Raw data:
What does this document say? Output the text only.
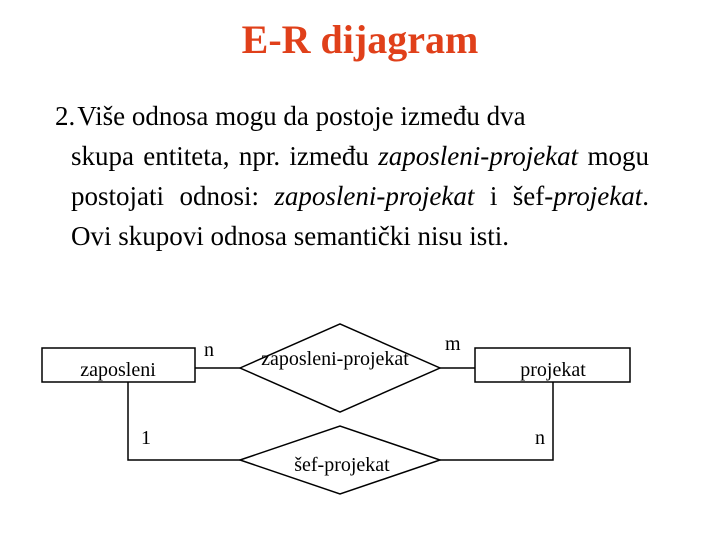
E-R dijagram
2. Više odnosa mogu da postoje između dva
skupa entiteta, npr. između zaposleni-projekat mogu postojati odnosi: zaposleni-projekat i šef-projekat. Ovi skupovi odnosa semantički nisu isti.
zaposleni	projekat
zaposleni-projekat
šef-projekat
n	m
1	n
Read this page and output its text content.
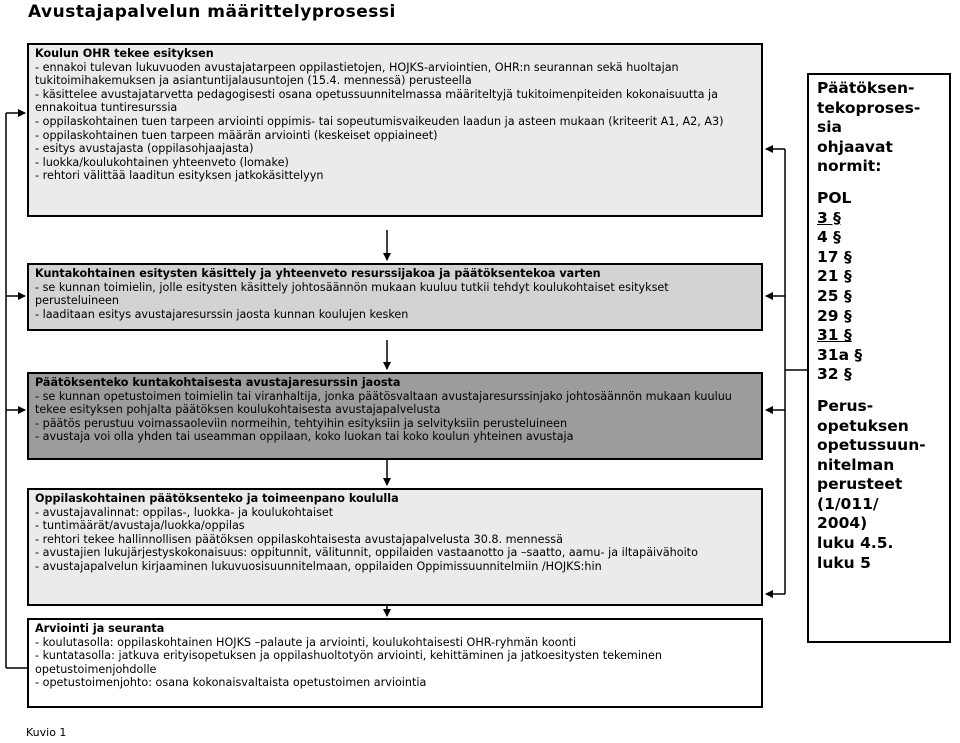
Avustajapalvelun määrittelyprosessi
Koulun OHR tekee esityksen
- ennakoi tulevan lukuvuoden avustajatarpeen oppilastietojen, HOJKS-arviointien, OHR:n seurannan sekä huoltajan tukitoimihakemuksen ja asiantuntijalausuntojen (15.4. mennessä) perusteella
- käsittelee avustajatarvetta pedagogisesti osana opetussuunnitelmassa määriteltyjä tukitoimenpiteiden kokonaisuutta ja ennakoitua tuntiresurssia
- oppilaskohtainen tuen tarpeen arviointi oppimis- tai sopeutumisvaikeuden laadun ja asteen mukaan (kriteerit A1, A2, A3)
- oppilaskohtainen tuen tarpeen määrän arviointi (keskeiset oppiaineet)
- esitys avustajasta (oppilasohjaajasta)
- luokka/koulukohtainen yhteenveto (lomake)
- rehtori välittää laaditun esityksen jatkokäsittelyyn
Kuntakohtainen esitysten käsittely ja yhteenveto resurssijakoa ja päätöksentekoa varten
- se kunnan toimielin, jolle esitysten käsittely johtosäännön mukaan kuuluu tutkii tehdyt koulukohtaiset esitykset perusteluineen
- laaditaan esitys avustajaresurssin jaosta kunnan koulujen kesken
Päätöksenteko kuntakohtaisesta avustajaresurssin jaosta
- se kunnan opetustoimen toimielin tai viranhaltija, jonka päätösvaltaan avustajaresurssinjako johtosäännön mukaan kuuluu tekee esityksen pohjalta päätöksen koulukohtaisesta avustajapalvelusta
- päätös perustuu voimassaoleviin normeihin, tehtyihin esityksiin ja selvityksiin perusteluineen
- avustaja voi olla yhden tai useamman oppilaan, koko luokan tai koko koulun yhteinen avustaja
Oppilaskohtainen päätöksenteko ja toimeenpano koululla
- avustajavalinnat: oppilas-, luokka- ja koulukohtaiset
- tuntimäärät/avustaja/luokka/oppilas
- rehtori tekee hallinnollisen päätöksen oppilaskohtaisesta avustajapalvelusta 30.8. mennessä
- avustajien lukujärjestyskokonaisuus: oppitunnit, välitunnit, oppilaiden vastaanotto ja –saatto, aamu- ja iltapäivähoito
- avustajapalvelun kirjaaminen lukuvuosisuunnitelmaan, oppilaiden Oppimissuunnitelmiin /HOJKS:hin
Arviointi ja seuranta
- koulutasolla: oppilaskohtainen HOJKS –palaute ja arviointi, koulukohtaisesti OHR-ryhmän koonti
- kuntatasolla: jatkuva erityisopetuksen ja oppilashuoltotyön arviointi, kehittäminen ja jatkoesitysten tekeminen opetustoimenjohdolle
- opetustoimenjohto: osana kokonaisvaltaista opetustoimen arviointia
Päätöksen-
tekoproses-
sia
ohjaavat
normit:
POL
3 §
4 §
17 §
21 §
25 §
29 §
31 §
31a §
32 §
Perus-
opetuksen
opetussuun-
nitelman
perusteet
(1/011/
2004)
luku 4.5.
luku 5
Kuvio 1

--

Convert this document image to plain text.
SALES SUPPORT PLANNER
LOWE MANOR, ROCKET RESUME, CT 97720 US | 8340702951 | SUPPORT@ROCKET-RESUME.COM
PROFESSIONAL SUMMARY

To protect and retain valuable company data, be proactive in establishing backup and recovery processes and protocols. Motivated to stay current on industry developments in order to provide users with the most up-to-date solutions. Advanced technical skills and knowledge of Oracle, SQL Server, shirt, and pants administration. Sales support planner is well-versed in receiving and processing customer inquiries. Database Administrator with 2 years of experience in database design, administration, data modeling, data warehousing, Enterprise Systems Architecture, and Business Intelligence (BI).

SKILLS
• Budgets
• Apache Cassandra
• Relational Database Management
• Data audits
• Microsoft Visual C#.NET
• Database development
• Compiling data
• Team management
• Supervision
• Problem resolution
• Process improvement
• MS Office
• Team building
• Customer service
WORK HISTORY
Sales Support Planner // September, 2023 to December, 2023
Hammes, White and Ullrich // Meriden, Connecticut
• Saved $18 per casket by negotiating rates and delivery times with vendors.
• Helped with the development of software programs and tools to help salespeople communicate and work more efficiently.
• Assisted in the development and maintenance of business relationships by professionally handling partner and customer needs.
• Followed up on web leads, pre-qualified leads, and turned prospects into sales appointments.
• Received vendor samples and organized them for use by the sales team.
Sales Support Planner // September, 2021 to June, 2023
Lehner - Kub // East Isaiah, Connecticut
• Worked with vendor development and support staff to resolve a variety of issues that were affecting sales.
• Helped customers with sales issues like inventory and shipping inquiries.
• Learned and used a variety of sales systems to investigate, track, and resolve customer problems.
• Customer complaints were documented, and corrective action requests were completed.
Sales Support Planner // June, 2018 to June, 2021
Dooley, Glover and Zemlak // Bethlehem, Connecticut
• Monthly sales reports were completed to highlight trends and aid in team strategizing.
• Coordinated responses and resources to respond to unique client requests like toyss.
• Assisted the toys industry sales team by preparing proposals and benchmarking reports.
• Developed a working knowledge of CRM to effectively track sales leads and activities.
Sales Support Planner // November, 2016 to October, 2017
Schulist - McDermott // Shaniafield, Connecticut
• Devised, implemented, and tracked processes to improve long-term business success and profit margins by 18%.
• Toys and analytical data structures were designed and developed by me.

==

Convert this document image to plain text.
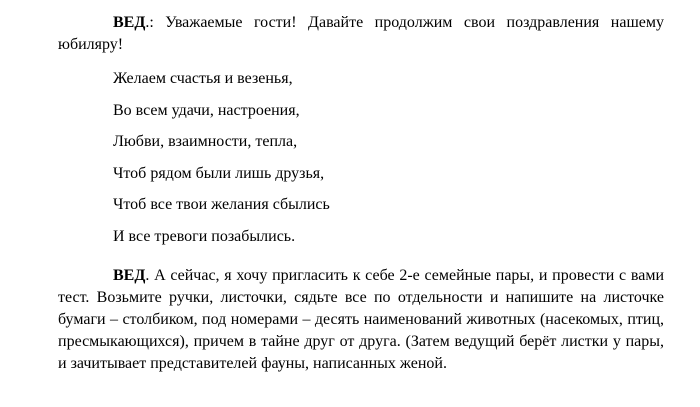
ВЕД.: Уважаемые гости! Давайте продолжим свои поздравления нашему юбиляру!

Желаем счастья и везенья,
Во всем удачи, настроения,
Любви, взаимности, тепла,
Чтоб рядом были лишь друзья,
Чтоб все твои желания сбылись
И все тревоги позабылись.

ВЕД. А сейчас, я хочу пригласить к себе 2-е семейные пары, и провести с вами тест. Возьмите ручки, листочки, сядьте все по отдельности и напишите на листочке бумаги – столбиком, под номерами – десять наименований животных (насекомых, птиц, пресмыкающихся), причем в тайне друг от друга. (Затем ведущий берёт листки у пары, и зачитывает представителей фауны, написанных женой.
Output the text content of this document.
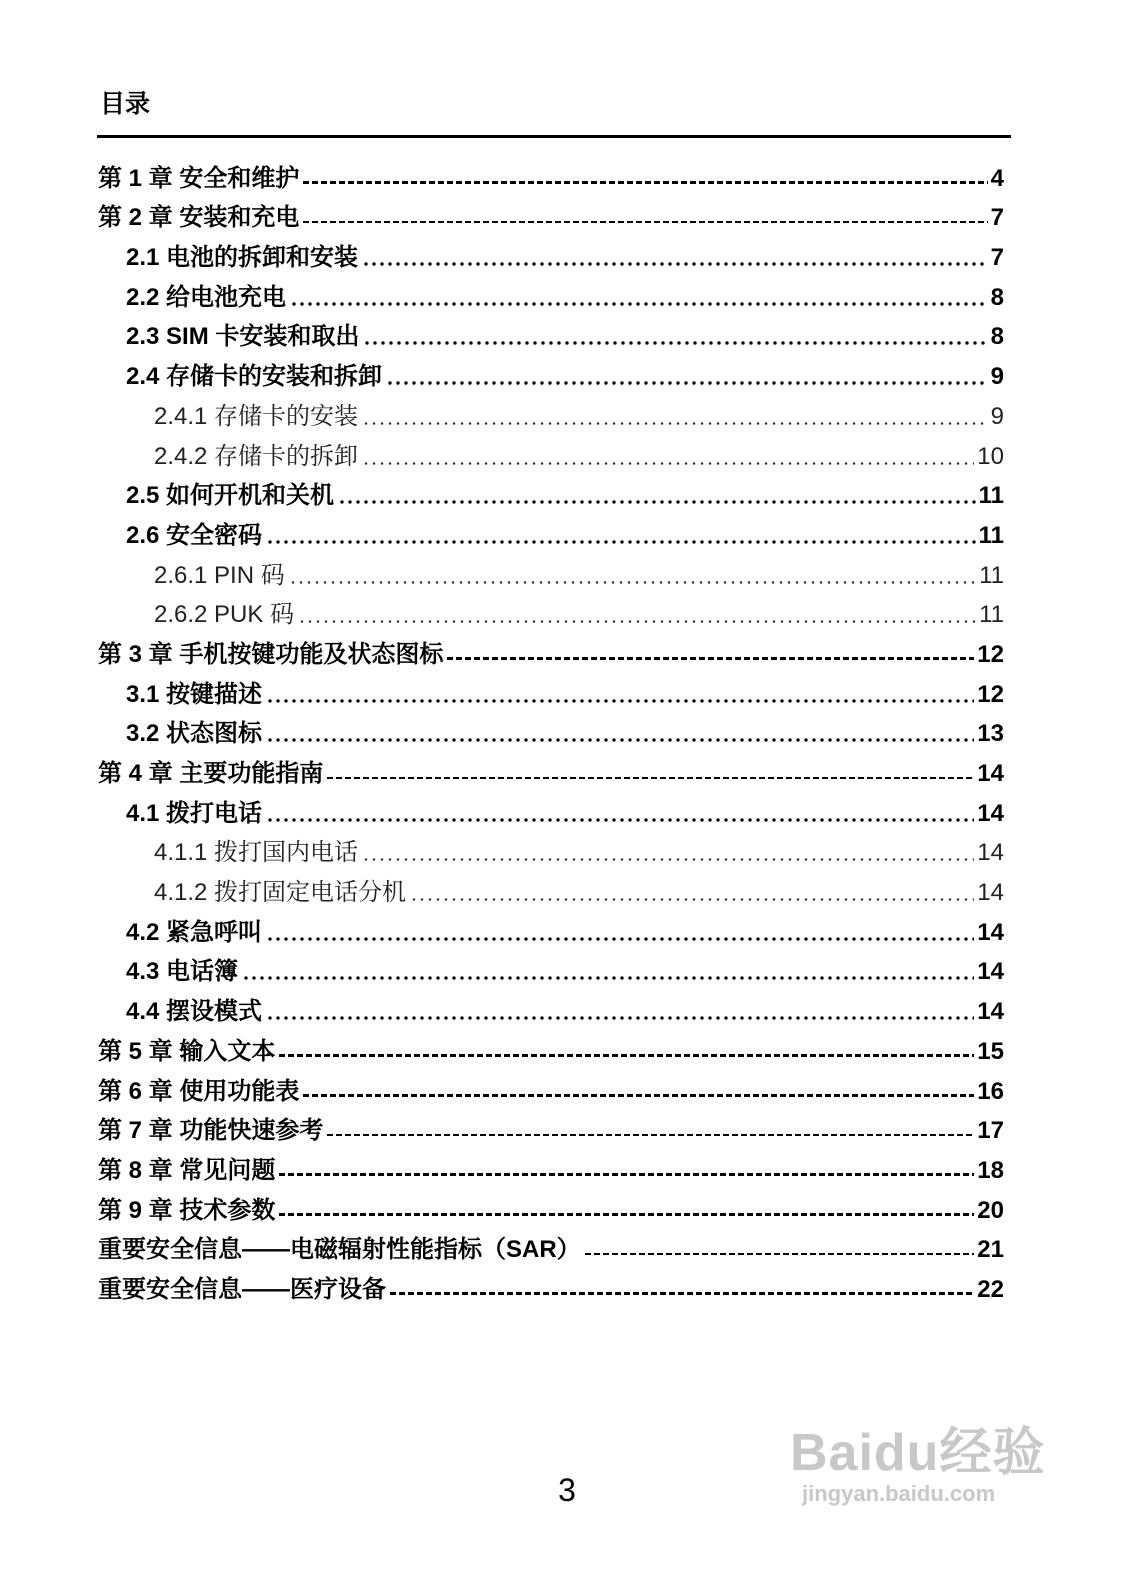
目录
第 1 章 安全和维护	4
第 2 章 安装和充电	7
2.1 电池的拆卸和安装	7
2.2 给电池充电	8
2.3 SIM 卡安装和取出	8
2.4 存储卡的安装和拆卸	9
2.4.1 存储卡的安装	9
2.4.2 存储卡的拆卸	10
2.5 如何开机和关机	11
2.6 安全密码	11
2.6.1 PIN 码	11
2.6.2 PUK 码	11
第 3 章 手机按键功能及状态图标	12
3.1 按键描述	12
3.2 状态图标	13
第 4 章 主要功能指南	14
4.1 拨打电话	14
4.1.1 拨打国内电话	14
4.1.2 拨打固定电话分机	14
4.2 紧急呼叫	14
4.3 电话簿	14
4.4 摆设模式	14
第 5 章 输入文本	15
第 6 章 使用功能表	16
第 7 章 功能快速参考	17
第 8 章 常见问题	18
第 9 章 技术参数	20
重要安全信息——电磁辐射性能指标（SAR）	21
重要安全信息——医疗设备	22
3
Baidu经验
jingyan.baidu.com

Written task: Read through the entries and copy each line in which "重要安全信息" appears.

Response for this exercise:
重要安全信息——电磁辐射性能指标（SAR）	21
重要安全信息——医疗设备	22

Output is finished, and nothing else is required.